BEGIN Dataset extract

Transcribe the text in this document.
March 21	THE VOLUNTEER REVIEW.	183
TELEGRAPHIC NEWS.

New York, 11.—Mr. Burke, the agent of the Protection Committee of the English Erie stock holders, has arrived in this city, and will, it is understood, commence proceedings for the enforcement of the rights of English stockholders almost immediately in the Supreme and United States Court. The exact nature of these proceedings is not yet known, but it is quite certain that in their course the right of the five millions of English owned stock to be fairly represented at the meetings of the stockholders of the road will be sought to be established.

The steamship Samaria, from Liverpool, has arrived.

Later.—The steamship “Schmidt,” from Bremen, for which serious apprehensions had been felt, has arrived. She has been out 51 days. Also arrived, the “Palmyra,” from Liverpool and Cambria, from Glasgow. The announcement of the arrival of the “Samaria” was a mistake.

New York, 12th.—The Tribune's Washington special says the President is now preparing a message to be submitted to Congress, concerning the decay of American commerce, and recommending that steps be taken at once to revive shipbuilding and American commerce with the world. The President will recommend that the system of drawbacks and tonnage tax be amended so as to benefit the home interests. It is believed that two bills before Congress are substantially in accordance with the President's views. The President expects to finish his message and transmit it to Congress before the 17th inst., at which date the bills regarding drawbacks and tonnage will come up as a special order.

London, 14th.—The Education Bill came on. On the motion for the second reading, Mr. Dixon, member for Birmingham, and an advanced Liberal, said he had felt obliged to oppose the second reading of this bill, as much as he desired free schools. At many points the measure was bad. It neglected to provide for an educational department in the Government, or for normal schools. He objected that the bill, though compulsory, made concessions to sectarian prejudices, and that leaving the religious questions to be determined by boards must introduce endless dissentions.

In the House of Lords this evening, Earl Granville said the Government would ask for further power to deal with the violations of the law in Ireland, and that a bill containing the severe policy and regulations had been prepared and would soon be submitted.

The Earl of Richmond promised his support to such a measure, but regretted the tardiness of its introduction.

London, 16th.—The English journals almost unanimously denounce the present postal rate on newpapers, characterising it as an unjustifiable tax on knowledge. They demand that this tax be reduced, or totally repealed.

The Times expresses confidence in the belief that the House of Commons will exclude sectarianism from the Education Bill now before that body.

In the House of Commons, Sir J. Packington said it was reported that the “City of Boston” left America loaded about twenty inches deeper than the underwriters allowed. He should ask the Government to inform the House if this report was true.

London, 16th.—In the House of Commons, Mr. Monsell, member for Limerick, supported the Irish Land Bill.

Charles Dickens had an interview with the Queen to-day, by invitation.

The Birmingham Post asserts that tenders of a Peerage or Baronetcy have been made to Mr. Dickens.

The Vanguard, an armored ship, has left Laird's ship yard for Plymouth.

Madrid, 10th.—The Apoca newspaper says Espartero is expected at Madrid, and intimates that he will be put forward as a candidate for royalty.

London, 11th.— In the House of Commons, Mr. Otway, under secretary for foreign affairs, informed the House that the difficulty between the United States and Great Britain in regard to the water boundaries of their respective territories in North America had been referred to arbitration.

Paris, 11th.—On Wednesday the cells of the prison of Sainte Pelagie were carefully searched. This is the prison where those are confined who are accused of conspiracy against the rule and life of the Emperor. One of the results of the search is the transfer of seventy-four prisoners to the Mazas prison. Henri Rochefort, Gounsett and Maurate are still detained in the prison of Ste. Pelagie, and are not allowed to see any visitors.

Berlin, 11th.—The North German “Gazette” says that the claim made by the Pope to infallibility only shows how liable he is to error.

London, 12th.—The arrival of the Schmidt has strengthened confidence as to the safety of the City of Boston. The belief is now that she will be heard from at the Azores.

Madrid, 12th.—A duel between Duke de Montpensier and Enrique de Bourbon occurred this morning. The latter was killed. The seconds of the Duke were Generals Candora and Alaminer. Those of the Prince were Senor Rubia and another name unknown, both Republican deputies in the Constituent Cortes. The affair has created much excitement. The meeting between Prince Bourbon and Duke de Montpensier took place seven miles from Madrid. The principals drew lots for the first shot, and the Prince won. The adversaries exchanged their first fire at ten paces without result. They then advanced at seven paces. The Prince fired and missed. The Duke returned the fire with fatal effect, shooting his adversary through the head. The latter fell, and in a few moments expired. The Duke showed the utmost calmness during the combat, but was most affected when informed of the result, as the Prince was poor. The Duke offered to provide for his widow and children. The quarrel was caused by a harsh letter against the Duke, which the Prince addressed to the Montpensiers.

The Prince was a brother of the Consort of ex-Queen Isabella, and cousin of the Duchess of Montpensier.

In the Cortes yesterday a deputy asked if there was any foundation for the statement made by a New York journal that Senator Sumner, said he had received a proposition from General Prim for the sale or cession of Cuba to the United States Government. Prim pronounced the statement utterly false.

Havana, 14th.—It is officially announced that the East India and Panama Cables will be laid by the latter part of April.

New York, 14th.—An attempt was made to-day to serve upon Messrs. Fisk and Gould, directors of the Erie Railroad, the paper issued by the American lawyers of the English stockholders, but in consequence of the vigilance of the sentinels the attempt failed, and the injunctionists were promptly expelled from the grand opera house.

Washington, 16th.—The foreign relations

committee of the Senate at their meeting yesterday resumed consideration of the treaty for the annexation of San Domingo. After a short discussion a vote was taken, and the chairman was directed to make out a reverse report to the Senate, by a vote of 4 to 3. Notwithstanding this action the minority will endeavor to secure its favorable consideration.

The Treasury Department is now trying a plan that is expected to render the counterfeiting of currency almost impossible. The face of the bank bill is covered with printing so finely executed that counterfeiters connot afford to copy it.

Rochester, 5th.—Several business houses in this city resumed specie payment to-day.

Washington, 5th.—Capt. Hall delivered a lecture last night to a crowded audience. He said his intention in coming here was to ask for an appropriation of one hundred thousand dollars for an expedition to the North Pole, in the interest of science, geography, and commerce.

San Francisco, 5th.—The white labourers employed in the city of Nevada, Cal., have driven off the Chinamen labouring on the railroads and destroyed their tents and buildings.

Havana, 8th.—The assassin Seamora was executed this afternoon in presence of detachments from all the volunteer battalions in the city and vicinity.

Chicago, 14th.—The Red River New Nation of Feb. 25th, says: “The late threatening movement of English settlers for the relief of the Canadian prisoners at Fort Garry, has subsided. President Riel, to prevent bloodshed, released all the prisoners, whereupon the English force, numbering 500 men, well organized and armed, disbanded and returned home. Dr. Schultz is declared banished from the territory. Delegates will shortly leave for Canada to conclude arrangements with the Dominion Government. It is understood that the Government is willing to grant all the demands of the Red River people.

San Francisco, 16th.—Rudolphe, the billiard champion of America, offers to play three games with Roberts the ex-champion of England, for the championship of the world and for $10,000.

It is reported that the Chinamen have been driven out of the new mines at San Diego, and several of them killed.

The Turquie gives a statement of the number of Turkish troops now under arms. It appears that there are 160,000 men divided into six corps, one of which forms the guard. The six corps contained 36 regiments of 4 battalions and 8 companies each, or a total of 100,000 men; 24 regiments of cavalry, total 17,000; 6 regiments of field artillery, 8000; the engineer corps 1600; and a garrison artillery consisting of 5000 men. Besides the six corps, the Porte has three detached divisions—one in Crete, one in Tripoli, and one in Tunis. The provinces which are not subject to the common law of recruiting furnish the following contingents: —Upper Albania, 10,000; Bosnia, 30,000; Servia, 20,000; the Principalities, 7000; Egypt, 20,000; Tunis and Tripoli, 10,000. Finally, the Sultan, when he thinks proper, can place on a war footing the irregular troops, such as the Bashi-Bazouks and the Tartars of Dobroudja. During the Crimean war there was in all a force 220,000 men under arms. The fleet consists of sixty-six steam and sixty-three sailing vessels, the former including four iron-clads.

END Dataset extract

* Exercise instructions *
Count how many lines in the material above hold the word "measure", then write the number and nothing more.

* Exercise result *
2